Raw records

** start **

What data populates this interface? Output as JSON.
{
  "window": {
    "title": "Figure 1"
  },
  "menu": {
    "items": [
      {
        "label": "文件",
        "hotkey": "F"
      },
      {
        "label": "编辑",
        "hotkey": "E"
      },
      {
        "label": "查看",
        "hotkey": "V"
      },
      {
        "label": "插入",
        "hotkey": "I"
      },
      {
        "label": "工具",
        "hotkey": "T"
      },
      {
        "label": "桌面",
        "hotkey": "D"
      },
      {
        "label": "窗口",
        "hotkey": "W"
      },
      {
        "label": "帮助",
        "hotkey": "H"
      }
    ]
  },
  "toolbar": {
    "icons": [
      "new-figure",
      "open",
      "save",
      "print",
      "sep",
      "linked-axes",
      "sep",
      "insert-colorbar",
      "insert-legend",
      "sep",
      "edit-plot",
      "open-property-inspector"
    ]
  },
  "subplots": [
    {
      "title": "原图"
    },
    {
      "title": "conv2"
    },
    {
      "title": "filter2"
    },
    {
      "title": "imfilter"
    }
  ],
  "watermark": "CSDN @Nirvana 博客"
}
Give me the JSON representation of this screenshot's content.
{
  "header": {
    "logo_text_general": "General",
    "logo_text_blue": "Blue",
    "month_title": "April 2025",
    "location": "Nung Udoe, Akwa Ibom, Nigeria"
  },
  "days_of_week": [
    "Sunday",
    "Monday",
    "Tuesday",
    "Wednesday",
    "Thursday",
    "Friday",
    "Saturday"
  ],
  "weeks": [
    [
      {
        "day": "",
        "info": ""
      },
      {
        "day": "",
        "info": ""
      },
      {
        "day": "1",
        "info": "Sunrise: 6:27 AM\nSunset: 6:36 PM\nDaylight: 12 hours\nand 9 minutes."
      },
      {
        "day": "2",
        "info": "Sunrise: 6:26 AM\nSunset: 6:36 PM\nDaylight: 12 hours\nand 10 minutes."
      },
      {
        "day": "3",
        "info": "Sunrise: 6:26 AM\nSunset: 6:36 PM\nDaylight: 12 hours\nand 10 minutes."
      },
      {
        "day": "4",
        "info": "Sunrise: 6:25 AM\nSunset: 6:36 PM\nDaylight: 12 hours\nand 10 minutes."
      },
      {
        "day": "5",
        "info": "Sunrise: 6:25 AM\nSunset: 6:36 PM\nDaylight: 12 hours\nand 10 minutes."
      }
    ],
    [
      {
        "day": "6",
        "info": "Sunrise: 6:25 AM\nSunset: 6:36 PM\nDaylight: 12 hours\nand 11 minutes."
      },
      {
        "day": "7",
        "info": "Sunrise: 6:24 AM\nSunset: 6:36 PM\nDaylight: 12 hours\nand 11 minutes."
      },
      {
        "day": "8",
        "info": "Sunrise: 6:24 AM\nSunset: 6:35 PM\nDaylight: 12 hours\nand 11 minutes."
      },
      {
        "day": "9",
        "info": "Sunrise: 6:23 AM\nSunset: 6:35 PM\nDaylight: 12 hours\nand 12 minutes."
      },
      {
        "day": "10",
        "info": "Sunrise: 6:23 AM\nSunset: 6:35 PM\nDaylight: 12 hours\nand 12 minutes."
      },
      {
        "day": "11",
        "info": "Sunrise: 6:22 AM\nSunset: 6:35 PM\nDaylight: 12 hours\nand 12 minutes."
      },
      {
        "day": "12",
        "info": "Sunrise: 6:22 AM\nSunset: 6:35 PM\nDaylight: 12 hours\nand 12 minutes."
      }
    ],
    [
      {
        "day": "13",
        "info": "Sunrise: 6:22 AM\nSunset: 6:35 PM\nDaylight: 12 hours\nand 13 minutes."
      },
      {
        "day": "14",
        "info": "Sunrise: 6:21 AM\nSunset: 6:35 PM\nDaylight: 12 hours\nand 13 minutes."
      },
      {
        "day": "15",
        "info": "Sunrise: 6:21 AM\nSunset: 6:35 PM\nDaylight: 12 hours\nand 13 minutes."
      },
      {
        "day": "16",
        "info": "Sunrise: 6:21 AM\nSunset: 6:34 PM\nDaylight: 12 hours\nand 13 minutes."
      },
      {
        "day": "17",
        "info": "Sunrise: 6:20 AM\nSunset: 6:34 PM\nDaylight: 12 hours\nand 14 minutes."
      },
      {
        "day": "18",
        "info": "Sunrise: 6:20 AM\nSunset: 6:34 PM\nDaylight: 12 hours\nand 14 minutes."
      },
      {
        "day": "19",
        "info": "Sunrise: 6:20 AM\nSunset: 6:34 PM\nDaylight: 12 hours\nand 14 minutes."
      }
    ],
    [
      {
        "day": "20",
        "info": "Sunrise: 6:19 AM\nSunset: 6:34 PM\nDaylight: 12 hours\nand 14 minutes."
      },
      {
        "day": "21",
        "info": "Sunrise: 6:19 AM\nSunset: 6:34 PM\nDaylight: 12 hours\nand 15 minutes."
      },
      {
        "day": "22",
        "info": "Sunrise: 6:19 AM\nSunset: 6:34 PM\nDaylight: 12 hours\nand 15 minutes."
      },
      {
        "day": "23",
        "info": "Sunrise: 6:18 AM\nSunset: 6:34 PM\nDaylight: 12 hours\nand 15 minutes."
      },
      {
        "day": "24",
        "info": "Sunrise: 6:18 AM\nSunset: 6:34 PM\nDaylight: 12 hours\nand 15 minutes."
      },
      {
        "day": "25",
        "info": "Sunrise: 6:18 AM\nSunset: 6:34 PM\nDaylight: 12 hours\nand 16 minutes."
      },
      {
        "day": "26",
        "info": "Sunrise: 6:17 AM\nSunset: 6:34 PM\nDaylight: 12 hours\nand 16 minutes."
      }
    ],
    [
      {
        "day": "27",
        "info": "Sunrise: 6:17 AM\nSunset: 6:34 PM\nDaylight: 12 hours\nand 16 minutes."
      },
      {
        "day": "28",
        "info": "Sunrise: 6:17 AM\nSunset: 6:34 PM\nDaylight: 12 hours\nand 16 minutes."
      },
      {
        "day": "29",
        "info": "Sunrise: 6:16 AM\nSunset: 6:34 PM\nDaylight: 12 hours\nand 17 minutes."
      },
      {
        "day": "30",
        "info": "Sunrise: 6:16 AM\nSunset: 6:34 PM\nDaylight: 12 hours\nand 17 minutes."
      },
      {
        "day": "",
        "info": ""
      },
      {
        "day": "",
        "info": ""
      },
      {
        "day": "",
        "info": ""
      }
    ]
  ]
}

** end **

**Request:** Pick out the lines above that hold the string "this" and show them.

**Answer to the task:**
What data populates this interface? Output as JSON.
Give me the JSON representation of this screenshot's content.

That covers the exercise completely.